- _GIVEN PROBLEM_: Could you write out the records below exactly as they appear?

- _LISTED RECORDS_:
--

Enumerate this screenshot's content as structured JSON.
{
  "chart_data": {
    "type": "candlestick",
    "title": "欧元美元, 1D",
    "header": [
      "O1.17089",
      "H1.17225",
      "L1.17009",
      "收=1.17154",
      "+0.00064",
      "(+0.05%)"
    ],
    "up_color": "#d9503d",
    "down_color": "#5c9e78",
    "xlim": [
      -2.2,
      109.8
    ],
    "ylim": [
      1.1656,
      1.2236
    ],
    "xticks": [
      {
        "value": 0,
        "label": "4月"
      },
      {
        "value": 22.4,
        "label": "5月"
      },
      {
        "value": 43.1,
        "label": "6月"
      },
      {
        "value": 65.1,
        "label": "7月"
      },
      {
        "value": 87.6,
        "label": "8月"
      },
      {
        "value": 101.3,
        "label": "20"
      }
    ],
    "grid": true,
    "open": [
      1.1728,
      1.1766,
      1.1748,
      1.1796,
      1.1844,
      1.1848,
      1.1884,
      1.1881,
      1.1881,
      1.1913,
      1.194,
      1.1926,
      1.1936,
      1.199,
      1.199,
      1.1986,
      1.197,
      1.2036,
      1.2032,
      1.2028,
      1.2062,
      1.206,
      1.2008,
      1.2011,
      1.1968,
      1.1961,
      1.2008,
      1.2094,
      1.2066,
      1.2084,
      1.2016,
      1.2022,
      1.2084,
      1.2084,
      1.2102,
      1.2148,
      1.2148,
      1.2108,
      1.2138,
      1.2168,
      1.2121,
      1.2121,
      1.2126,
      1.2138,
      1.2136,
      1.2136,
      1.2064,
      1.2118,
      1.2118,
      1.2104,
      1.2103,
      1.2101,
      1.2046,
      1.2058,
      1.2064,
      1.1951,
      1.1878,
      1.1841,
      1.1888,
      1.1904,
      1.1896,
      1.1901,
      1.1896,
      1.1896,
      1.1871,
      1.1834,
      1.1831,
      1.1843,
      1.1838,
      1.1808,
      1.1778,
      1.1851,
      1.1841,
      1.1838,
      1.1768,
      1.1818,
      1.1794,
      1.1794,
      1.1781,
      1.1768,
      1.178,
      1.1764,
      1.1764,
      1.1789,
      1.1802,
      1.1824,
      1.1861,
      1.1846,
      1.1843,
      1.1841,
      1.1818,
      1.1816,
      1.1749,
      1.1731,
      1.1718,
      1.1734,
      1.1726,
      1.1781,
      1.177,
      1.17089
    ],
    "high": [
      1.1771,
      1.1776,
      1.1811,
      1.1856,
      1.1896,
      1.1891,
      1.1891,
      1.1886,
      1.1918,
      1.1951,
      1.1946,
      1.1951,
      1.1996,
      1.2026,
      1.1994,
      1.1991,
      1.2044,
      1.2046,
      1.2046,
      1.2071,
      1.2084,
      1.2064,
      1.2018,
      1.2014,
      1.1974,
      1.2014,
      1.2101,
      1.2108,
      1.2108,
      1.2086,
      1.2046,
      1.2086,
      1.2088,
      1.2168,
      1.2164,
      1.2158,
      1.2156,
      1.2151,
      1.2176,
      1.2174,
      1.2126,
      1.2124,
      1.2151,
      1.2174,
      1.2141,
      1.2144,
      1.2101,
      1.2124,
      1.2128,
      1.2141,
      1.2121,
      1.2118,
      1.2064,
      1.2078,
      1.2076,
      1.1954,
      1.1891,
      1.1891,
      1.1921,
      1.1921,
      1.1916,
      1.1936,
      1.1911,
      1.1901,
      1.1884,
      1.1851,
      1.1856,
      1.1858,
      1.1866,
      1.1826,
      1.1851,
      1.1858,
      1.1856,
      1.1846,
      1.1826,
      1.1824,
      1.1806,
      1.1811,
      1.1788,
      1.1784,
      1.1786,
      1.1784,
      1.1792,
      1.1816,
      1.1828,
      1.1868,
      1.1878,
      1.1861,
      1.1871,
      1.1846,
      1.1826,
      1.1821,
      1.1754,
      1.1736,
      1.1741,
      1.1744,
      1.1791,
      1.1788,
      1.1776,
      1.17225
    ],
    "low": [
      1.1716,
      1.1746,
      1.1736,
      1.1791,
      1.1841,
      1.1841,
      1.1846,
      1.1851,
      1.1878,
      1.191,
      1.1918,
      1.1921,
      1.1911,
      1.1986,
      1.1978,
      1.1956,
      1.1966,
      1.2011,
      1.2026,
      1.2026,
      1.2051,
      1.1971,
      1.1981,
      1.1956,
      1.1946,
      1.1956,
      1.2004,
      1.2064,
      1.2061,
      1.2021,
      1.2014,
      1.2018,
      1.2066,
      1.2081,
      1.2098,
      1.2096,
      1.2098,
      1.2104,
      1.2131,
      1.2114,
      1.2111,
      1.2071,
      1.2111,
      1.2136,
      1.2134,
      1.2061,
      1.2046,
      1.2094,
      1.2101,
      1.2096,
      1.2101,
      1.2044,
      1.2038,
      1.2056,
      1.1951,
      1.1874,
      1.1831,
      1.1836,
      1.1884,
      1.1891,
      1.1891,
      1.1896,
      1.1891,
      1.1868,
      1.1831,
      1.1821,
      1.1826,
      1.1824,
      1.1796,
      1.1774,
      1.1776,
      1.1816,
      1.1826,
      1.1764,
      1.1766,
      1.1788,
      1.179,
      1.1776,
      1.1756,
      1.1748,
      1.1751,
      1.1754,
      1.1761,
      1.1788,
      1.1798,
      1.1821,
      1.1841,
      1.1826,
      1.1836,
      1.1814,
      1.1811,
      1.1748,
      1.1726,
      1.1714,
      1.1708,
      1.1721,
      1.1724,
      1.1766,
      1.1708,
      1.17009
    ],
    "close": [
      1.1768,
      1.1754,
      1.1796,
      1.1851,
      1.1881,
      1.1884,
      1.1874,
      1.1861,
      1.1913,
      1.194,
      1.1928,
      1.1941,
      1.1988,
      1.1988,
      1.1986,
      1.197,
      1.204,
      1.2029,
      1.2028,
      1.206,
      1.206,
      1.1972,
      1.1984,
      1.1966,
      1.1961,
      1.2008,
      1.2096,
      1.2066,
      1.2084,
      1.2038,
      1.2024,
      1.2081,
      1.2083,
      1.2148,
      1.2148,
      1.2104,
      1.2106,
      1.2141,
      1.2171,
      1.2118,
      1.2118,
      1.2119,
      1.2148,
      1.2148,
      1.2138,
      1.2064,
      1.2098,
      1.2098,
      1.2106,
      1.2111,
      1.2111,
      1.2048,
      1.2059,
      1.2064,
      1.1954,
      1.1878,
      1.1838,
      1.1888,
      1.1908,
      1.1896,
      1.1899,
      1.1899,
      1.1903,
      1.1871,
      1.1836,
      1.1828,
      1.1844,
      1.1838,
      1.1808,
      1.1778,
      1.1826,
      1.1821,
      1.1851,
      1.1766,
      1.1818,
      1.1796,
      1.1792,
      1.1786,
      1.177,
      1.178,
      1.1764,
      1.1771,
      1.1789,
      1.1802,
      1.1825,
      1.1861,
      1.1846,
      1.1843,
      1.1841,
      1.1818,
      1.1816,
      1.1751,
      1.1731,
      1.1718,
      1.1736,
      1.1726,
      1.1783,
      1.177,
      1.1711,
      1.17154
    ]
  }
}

--

- _SOLUTION FOR THIS EXERCISE_:
Enumerate this screenshot's content as structured JSON.
{
  "chart_data": {
    "type": "candlestick",
    "title": "欧元美元, 1D",
    "header": [
      "O1.17089",
      "H1.17225",
      "L1.17009",
      "收=1.17154",
      "+0.00064",
      "(+0.05%)"
    ],
    "up_color": "#d9503d",
    "down_color": "#5c9e78",
    "xlim": [
      -2.2,
      109.8
    ],
    "ylim": [
      1.1656,
      1.2236
    ],
    "xticks": [
      {
        "value": 0,
        "label": "4月"
      },
      {
        "value": 22.4,
        "label": "5月"
      },
      {
        "value": 43.1,
        "label": "6月"
      },
      {
        "value": 65.1,
        "label": "7月"
      },
      {
        "value": 87.6,
        "label": "8月"
      },
      {
        "value": 101.3,
        "label": "20"
      }
    ],
    "grid": true,
    "open": [
      1.1728,
      1.1766,
      1.1748,
      1.1796,
      1.1844,
      1.1848,
      1.1884,
      1.1881,
      1.1881,
      1.1913,
      1.194,
      1.1926,
      1.1936,
      1.199,
      1.199,
      1.1986,
      1.197,
      1.2036,
      1.2032,
      1.2028,
      1.2062,
      1.206,
      1.2008,
      1.2011,
      1.1968,
      1.1961,
      1.2008,
      1.2094,
      1.2066,
      1.2084,
      1.2016,
      1.2022,
      1.2084,
      1.2084,
      1.2102,
      1.2148,
      1.2148,
      1.2108,
      1.2138,
      1.2168,
      1.2121,
      1.2121,
      1.2126,
      1.2138,
      1.2136,
      1.2136,
      1.2064,
      1.2118,
      1.2118,
      1.2104,
      1.2103,
      1.2101,
      1.2046,
      1.2058,
      1.2064,
      1.1951,
      1.1878,
      1.1841,
      1.1888,
      1.1904,
      1.1896,
      1.1901,
      1.1896,
      1.1896,
      1.1871,
      1.1834,
      1.1831,
      1.1843,
      1.1838,
      1.1808,
      1.1778,
      1.1851,
      1.1841,
      1.1838,
      1.1768,
      1.1818,
      1.1794,
      1.1794,
      1.1781,
      1.1768,
      1.178,
      1.1764,
      1.1764,
      1.1789,
      1.1802,
      1.1824,
      1.1861,
      1.1846,
      1.1843,
      1.1841,
      1.1818,
      1.1816,
      1.1749,
      1.1731,
      1.1718,
      1.1734,
      1.1726,
      1.1781,
      1.177,
      1.17089
    ],
    "high": [
      1.1771,
      1.1776,
      1.1811,
      1.1856,
      1.1896,
      1.1891,
      1.1891,
      1.1886,
      1.1918,
      1.1951,
      1.1946,
      1.1951,
      1.1996,
      1.2026,
      1.1994,
      1.1991,
      1.2044,
      1.2046,
      1.2046,
      1.2071,
      1.2084,
      1.2064,
      1.2018,
      1.2014,
      1.1974,
      1.2014,
      1.2101,
      1.2108,
      1.2108,
      1.2086,
      1.2046,
      1.2086,
      1.2088,
      1.2168,
      1.2164,
      1.2158,
      1.2156,
      1.2151,
      1.2176,
      1.2174,
      1.2126,
      1.2124,
      1.2151,
      1.2174,
      1.2141,
      1.2144,
      1.2101,
      1.2124,
      1.2128,
      1.2141,
      1.2121,
      1.2118,
      1.2064,
      1.2078,
      1.2076,
      1.1954,
      1.1891,
      1.1891,
      1.1921,
      1.1921,
      1.1916,
      1.1936,
      1.1911,
      1.1901,
      1.1884,
      1.1851,
      1.1856,
      1.1858,
      1.1866,
      1.1826,
      1.1851,
      1.1858,
      1.1856,
      1.1846,
      1.1826,
      1.1824,
      1.1806,
      1.1811,
      1.1788,
      1.1784,
      1.1786,
      1.1784,
      1.1792,
      1.1816,
      1.1828,
      1.1868,
      1.1878,
      1.1861,
      1.1871,
      1.1846,
      1.1826,
      1.1821,
      1.1754,
      1.1736,
      1.1741,
      1.1744,
      1.1791,
      1.1788,
      1.1776,
      1.17225
    ],
    "low": [
      1.1716,
      1.1746,
      1.1736,
      1.1791,
      1.1841,
      1.1841,
      1.1846,
      1.1851,
      1.1878,
      1.191,
      1.1918,
      1.1921,
      1.1911,
      1.1986,
      1.1978,
      1.1956,
      1.1966,
      1.2011,
      1.2026,
      1.2026,
      1.2051,
      1.1971,
      1.1981,
      1.1956,
      1.1946,
      1.1956,
      1.2004,
      1.2064,
      1.2061,
      1.2021,
      1.2014,
      1.2018,
      1.2066,
      1.2081,
      1.2098,
      1.2096,
      1.2098,
      1.2104,
      1.2131,
      1.2114,
      1.2111,
      1.2071,
      1.2111,
      1.2136,
      1.2134,
      1.2061,
      1.2046,
      1.2094,
      1.2101,
      1.2096,
      1.2101,
      1.2044,
      1.2038,
      1.2056,
      1.1951,
      1.1874,
      1.1831,
      1.1836,
      1.1884,
      1.1891,
      1.1891,
      1.1896,
      1.1891,
      1.1868,
      1.1831,
      1.1821,
      1.1826,
      1.1824,
      1.1796,
      1.1774,
      1.1776,
      1.1816,
      1.1826,
      1.1764,
      1.1766,
      1.1788,
      1.179,
      1.1776,
      1.1756,
      1.1748,
      1.1751,
      1.1754,
      1.1761,
      1.1788,
      1.1798,
      1.1821,
      1.1841,
      1.1826,
      1.1836,
      1.1814,
      1.1811,
      1.1748,
      1.1726,
      1.1714,
      1.1708,
      1.1721,
      1.1724,
      1.1766,
      1.1708,
      1.17009
    ],
    "close": [
      1.1768,
      1.1754,
      1.1796,
      1.1851,
      1.1881,
      1.1884,
      1.1874,
      1.1861,
      1.1913,
      1.194,
      1.1928,
      1.1941,
      1.1988,
      1.1988,
      1.1986,
      1.197,
      1.204,
      1.2029,
      1.2028,
      1.206,
      1.206,
      1.1972,
      1.1984,
      1.1966,
      1.1961,
      1.2008,
      1.2096,
      1.2066,
      1.2084,
      1.2038,
      1.2024,
      1.2081,
      1.2083,
      1.2148,
      1.2148,
      1.2104,
      1.2106,
      1.2141,
      1.2171,
      1.2118,
      1.2118,
      1.2119,
      1.2148,
      1.2148,
      1.2138,
      1.2064,
      1.2098,
      1.2098,
      1.2106,
      1.2111,
      1.2111,
      1.2048,
      1.2059,
      1.2064,
      1.1954,
      1.1878,
      1.1838,
      1.1888,
      1.1908,
      1.1896,
      1.1899,
      1.1899,
      1.1903,
      1.1871,
      1.1836,
      1.1828,
      1.1844,
      1.1838,
      1.1808,
      1.1778,
      1.1826,
      1.1821,
      1.1851,
      1.1766,
      1.1818,
      1.1796,
      1.1792,
      1.1786,
      1.177,
      1.178,
      1.1764,
      1.1771,
      1.1789,
      1.1802,
      1.1825,
      1.1861,
      1.1846,
      1.1843,
      1.1841,
      1.1818,
      1.1816,
      1.1751,
      1.1731,
      1.1718,
      1.1736,
      1.1726,
      1.1783,
      1.177,
      1.1711,
      1.17154
    ]
  }
}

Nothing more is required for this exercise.